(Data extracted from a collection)
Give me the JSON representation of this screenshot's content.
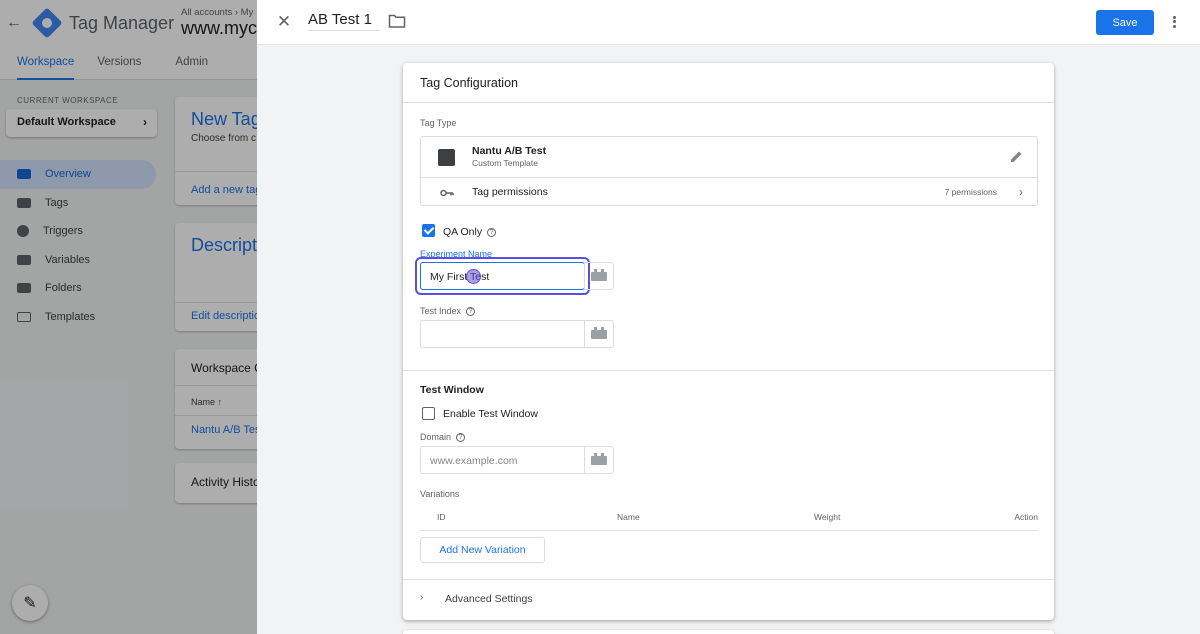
{
  "background": {
    "app_name": "Tag Manager",
    "breadcrumb": "All accounts › My",
    "container_name": "www.myco",
    "tabs": [
      "Workspace",
      "Versions",
      "Admin"
    ],
    "current_workspace_label": "CURRENT WORKSPACE",
    "current_workspace": "Default Workspace",
    "nav": [
      {
        "label": "Overview",
        "icon": "overview-icon"
      },
      {
        "label": "Tags",
        "icon": "tag-icon"
      },
      {
        "label": "Triggers",
        "icon": "trigger-icon"
      },
      {
        "label": "Variables",
        "icon": "variables-icon"
      },
      {
        "label": "Folders",
        "icon": "folder-icon"
      },
      {
        "label": "Templates",
        "icon": "template-icon"
      }
    ],
    "new_tag": {
      "title": "New Tag",
      "subtitle": "Choose from c",
      "link": "Add a new tag"
    },
    "description": {
      "title": "Descript",
      "link": "Edit descriptio"
    },
    "workspace_changes": {
      "title": "Workspace C",
      "column": "Name ↑",
      "row": "Nantu A/B Test"
    },
    "activity": {
      "title": "Activity Histo"
    }
  },
  "panel": {
    "tag_name": "AB Test 1",
    "save_label": "Save"
  },
  "config": {
    "title": "Tag Configuration",
    "tag_type_label": "Tag Type",
    "template_name": "Nantu A/B Test",
    "template_subtitle": "Custom Template",
    "permissions_label": "Tag permissions",
    "permissions_count": "7 permissions",
    "qa_only_label": "QA Only",
    "qa_only_checked": true,
    "experiment_name_label": "Experiment Name",
    "experiment_name_value": "My First Test",
    "test_index_label": "Test Index",
    "test_index_value": "",
    "test_window_title": "Test Window",
    "enable_test_window_label": "Enable Test Window",
    "enable_test_window_checked": false,
    "domain_label": "Domain",
    "domain_placeholder": "www.example.com",
    "variations_label": "Variations",
    "variation_columns": [
      "ID",
      "Name",
      "Weight",
      "Action"
    ],
    "add_variation_label": "Add New Variation",
    "advanced_settings_label": "Advanced Settings"
  },
  "colors": {
    "accent": "#1a73e8",
    "focus_ring": "#5b4fe0"
  }
}
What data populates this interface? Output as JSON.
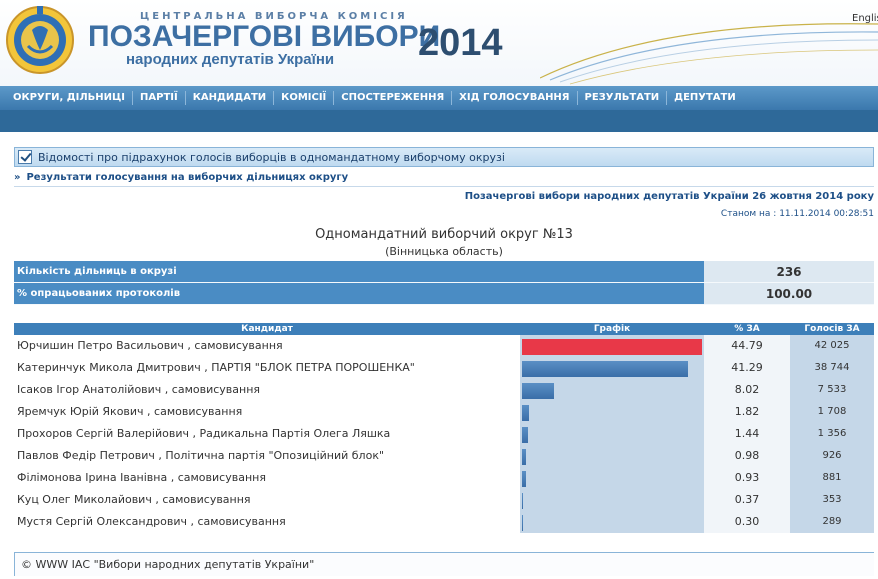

▸ **Given request**: Return the listing above word for word, with the pictures removed.

▸ **Response for this exercise**:
Give me the JSON representation of this screenshot's content.
{
  "background": {
    "app_name": "Tag Manager",
    "breadcrumb": "All accounts › My",
    "container_name": "www.myco",
    "tabs": [
      "Workspace",
      "Versions",
      "Admin"
    ],
    "current_workspace_label": "CURRENT WORKSPACE",
    "current_workspace": "Default Workspace",
    "nav": [
      {
        "label": "Overview",
        "icon": "overview-icon"
      },
      {
        "label": "Tags",
        "icon": "tag-icon"
      },
      {
        "label": "Triggers",
        "icon": "trigger-icon"
      },
      {
        "label": "Variables",
        "icon": "variables-icon"
      },
      {
        "label": "Folders",
        "icon": "folder-icon"
      },
      {
        "label": "Templates",
        "icon": "template-icon"
      }
    ],
    "new_tag": {
      "title": "New Tag",
      "subtitle": "Choose from c",
      "link": "Add a new tag"
    },
    "description": {
      "title": "Descript",
      "link": "Edit descriptio"
    },
    "workspace_changes": {
      "title": "Workspace C",
      "column": "Name ↑",
      "row": "Nantu A/B Test"
    },
    "activity": {
      "title": "Activity Histo"
    }
  },
  "panel": {
    "tag_name": "AB Test 1",
    "save_label": "Save"
  },
  "config": {
    "title": "Tag Configuration",
    "tag_type_label": "Tag Type",
    "template_name": "Nantu A/B Test",
    "template_subtitle": "Custom Template",
    "permissions_label": "Tag permissions",
    "permissions_count": "7 permissions",
    "qa_only_label": "QA Only",
    "qa_only_checked": true,
    "experiment_name_label": "Experiment Name",
    "experiment_name_value": "My First Test",
    "test_index_label": "Test Index",
    "test_index_value": "",
    "test_window_title": "Test Window",
    "enable_test_window_label": "Enable Test Window",
    "enable_test_window_checked": false,
    "domain_label": "Domain",
    "domain_placeholder": "www.example.com",
    "variations_label": "Variations",
    "variation_columns": [
      "ID",
      "Name",
      "Weight",
      "Action"
    ],
    "add_variation_label": "Add New Variation",
    "advanced_settings_label": "Advanced Settings"
  },
  "colors": {
    "accent": "#1a73e8",
    "focus_ring": "#5b4fe0"
  }
}
What data populates this interface? Output as JSON.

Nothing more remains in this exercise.